[START OF Material to process]
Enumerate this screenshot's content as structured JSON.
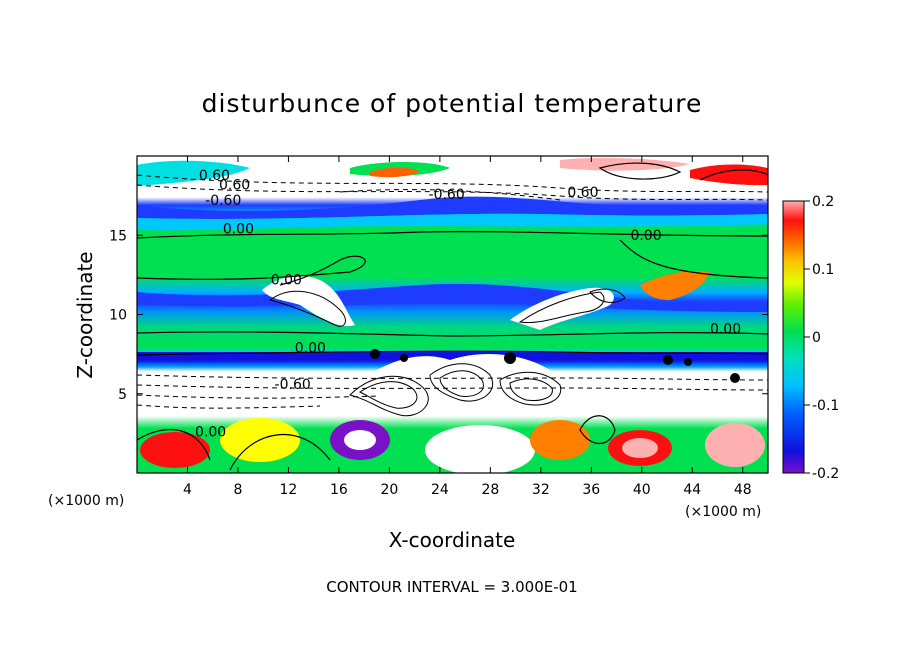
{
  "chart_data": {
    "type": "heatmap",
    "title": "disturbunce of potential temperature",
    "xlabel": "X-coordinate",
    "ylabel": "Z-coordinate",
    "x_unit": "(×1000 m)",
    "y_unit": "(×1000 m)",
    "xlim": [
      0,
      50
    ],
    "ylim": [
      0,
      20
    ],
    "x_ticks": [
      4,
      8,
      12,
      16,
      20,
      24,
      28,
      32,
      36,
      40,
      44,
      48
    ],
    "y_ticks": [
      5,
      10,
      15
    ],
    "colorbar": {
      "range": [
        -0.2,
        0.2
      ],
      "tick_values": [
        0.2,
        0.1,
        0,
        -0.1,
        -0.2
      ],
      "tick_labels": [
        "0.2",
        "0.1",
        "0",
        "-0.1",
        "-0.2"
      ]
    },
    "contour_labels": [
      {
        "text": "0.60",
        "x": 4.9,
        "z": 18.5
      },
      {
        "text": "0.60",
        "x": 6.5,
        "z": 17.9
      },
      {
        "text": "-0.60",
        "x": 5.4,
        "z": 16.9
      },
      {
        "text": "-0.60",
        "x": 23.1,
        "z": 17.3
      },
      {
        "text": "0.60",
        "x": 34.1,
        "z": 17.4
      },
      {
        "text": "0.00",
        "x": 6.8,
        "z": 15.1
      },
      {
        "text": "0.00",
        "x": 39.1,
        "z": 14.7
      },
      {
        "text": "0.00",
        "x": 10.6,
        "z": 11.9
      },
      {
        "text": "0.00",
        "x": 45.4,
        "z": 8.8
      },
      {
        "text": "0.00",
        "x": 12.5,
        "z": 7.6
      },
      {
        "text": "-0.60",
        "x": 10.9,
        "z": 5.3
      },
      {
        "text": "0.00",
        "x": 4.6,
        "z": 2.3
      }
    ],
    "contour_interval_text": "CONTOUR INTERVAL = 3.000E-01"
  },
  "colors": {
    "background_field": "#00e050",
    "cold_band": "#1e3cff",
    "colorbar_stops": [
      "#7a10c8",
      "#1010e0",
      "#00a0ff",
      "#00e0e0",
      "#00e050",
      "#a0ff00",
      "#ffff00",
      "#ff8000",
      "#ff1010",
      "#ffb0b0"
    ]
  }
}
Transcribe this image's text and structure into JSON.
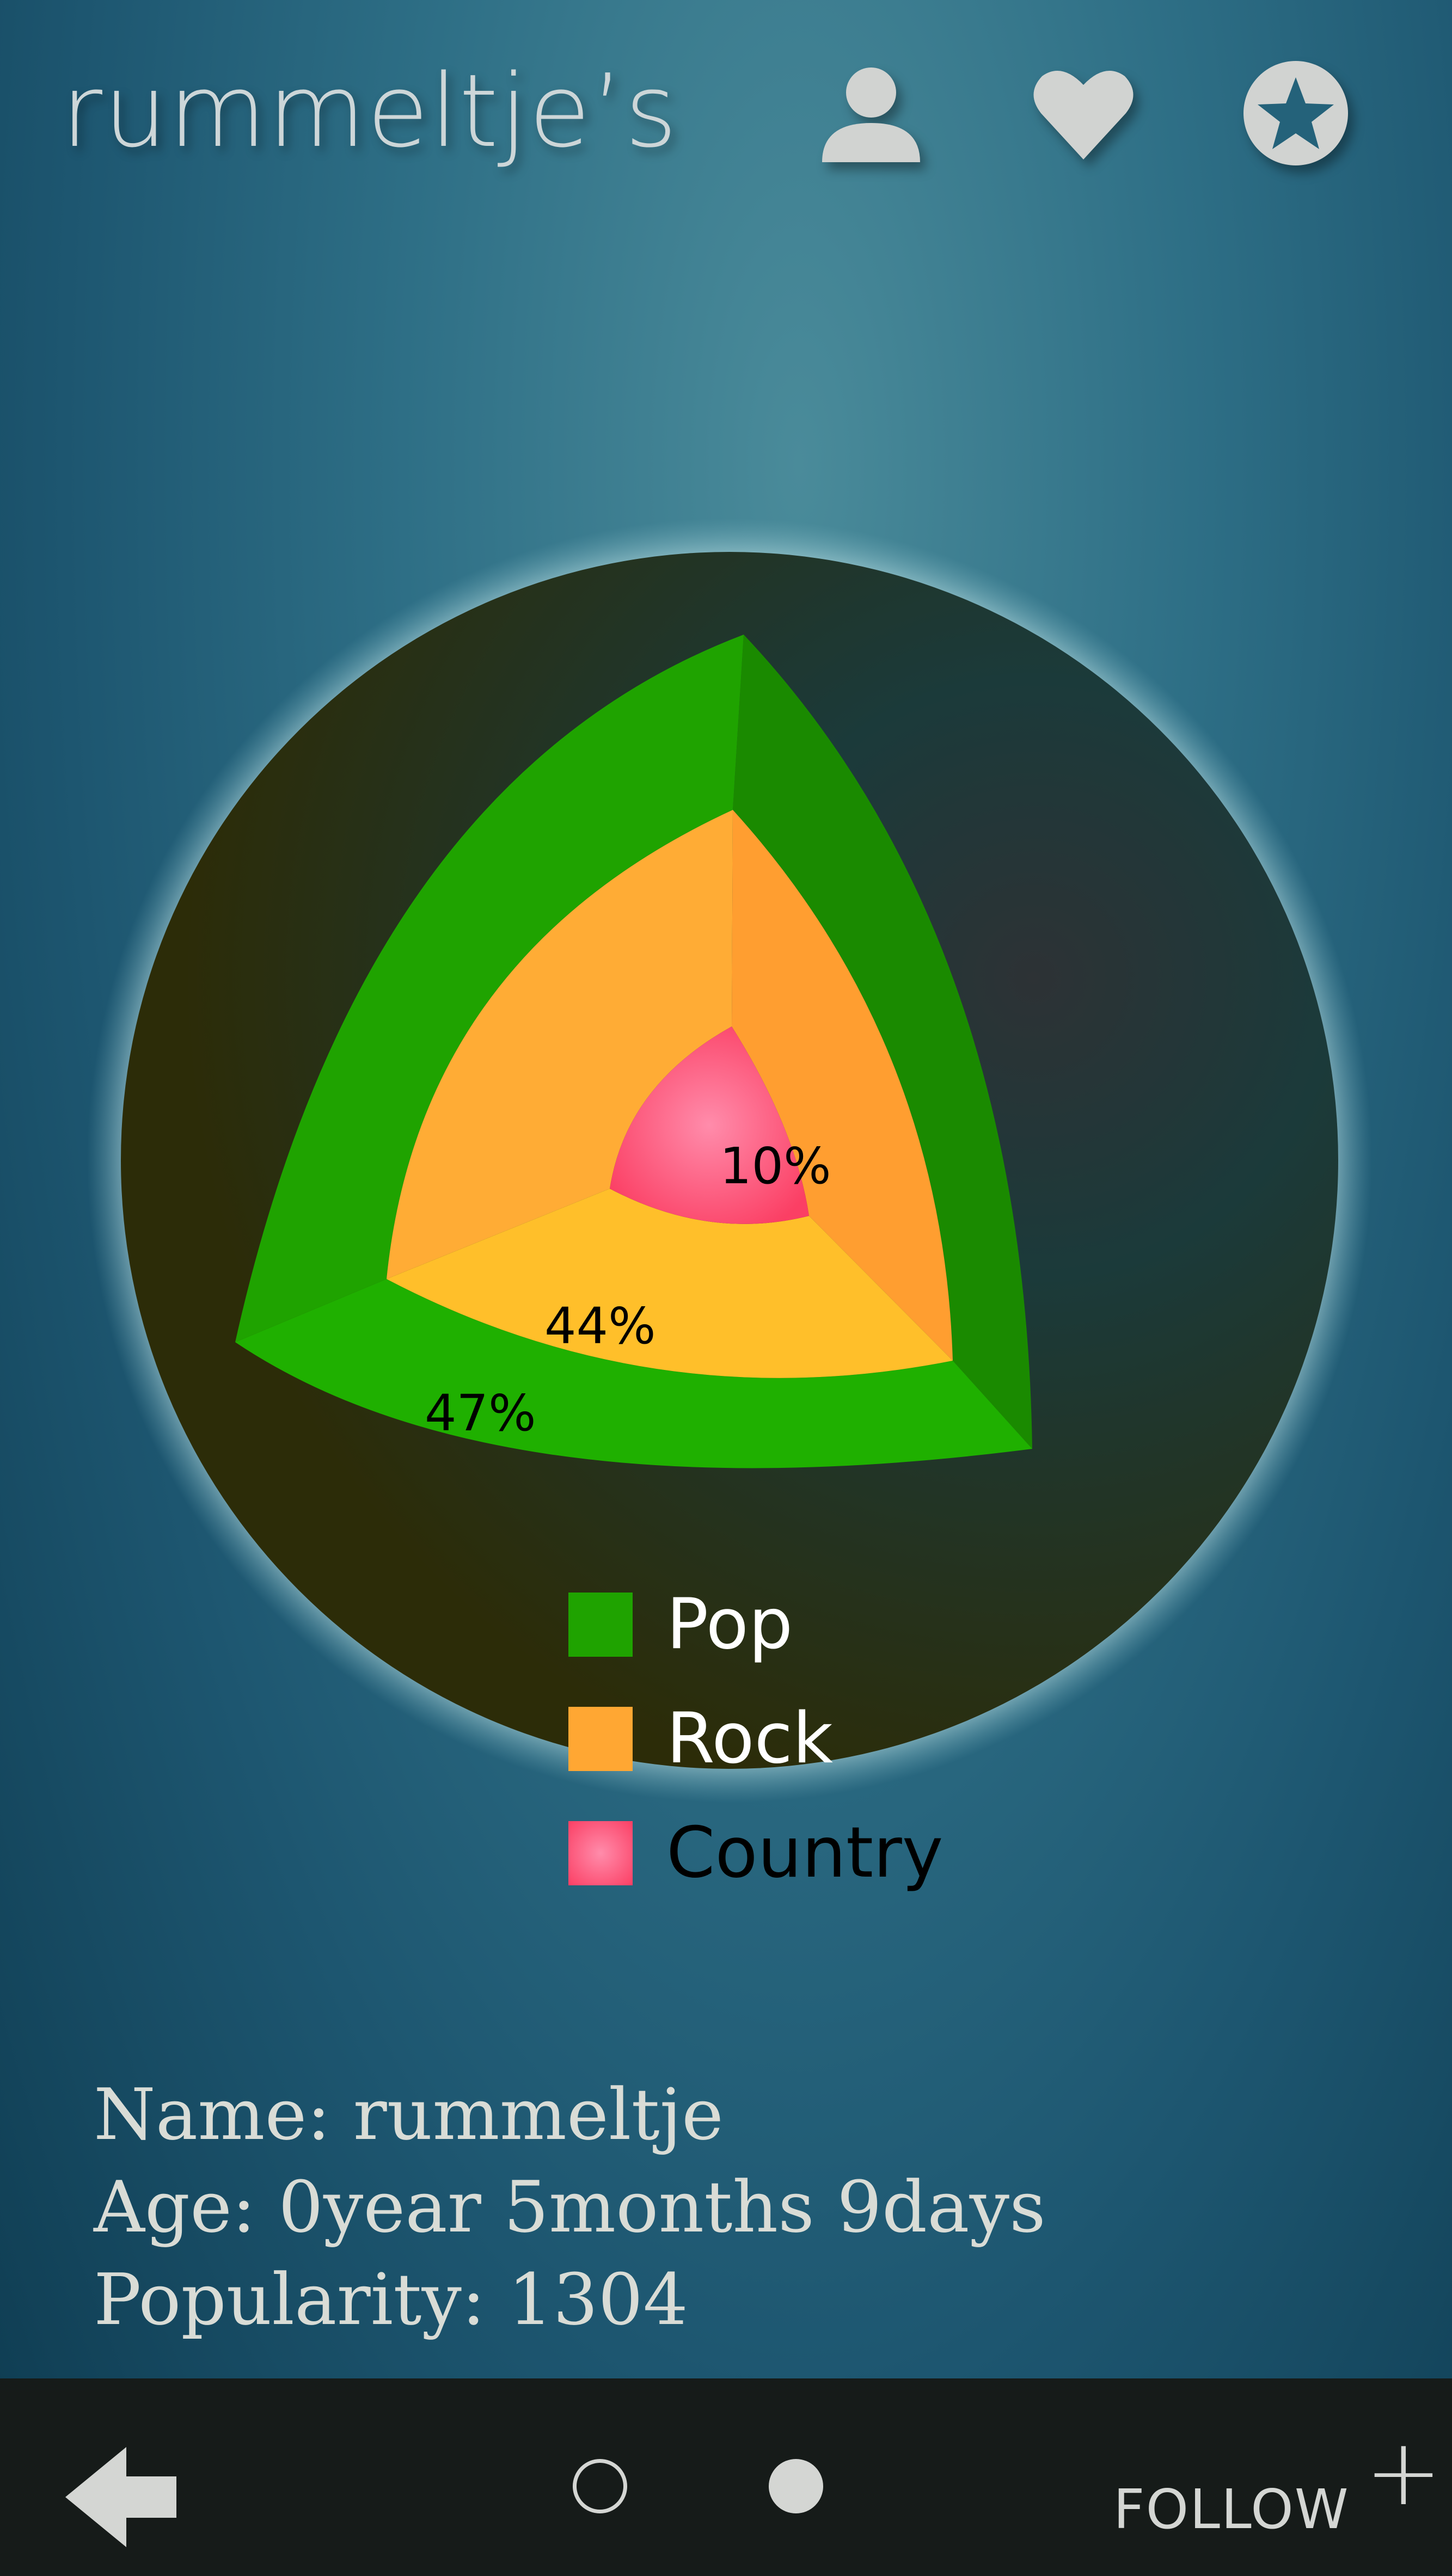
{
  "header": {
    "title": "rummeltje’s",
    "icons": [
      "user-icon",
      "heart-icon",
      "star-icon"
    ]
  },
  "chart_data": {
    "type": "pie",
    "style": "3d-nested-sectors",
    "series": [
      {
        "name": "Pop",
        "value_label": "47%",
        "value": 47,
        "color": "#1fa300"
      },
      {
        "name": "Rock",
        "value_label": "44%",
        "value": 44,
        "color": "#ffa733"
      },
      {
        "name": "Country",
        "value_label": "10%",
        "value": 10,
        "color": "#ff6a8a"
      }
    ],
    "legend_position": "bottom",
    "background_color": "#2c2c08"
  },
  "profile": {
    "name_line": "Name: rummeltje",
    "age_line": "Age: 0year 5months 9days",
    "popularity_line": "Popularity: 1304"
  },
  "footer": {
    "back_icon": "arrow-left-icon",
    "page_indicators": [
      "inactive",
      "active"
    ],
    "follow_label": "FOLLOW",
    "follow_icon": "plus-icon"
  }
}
[END OF Material to process]
• Work instructions:
Leave out the pictures and restate everything else word for word.

• Finished exercise:
Enumerate this screenshot's content as structured JSON.
{
  "chart_data": {
    "type": "heatmap",
    "title": "disturbunce of potential temperature",
    "xlabel": "X-coordinate",
    "ylabel": "Z-coordinate",
    "x_unit": "(×1000 m)",
    "y_unit": "(×1000 m)",
    "xlim": [
      0,
      50
    ],
    "ylim": [
      0,
      20
    ],
    "x_ticks": [
      4,
      8,
      12,
      16,
      20,
      24,
      28,
      32,
      36,
      40,
      44,
      48
    ],
    "y_ticks": [
      5,
      10,
      15
    ],
    "colorbar": {
      "range": [
        -0.2,
        0.2
      ],
      "tick_values": [
        0.2,
        0.1,
        0,
        -0.1,
        -0.2
      ],
      "tick_labels": [
        "0.2",
        "0.1",
        "0",
        "-0.1",
        "-0.2"
      ]
    },
    "contour_labels": [
      {
        "text": "0.60",
        "x": 4.9,
        "z": 18.5
      },
      {
        "text": "0.60",
        "x": 6.5,
        "z": 17.9
      },
      {
        "text": "-0.60",
        "x": 5.4,
        "z": 16.9
      },
      {
        "text": "-0.60",
        "x": 23.1,
        "z": 17.3
      },
      {
        "text": "0.60",
        "x": 34.1,
        "z": 17.4
      },
      {
        "text": "0.00",
        "x": 6.8,
        "z": 15.1
      },
      {
        "text": "0.00",
        "x": 39.1,
        "z": 14.7
      },
      {
        "text": "0.00",
        "x": 10.6,
        "z": 11.9
      },
      {
        "text": "0.00",
        "x": 45.4,
        "z": 8.8
      },
      {
        "text": "0.00",
        "x": 12.5,
        "z": 7.6
      },
      {
        "text": "-0.60",
        "x": 10.9,
        "z": 5.3
      },
      {
        "text": "0.00",
        "x": 4.6,
        "z": 2.3
      }
    ],
    "contour_interval_text": "CONTOUR INTERVAL = 3.000E-01"
  },
  "colors": {
    "background_field": "#00e050",
    "cold_band": "#1e3cff",
    "colorbar_stops": [
      "#7a10c8",
      "#1010e0",
      "#00a0ff",
      "#00e0e0",
      "#00e050",
      "#a0ff00",
      "#ffff00",
      "#ff8000",
      "#ff1010",
      "#ffb0b0"
    ]
  }
}
Transcribe this image's text and structure into JSON.
{
  "header": {
    "title": "rummeltje’s",
    "icons": [
      "user-icon",
      "heart-icon",
      "star-icon"
    ]
  },
  "chart_data": {
    "type": "pie",
    "style": "3d-nested-sectors",
    "series": [
      {
        "name": "Pop",
        "value_label": "47%",
        "value": 47,
        "color": "#1fa300"
      },
      {
        "name": "Rock",
        "value_label": "44%",
        "value": 44,
        "color": "#ffa733"
      },
      {
        "name": "Country",
        "value_label": "10%",
        "value": 10,
        "color": "#ff6a8a"
      }
    ],
    "legend_position": "bottom",
    "background_color": "#2c2c08"
  },
  "profile": {
    "name_line": "Name: rummeltje",
    "age_line": "Age: 0year 5months 9days",
    "popularity_line": "Popularity: 1304"
  },
  "footer": {
    "back_icon": "arrow-left-icon",
    "page_indicators": [
      "inactive",
      "active"
    ],
    "follow_label": "FOLLOW",
    "follow_icon": "plus-icon"
  }
}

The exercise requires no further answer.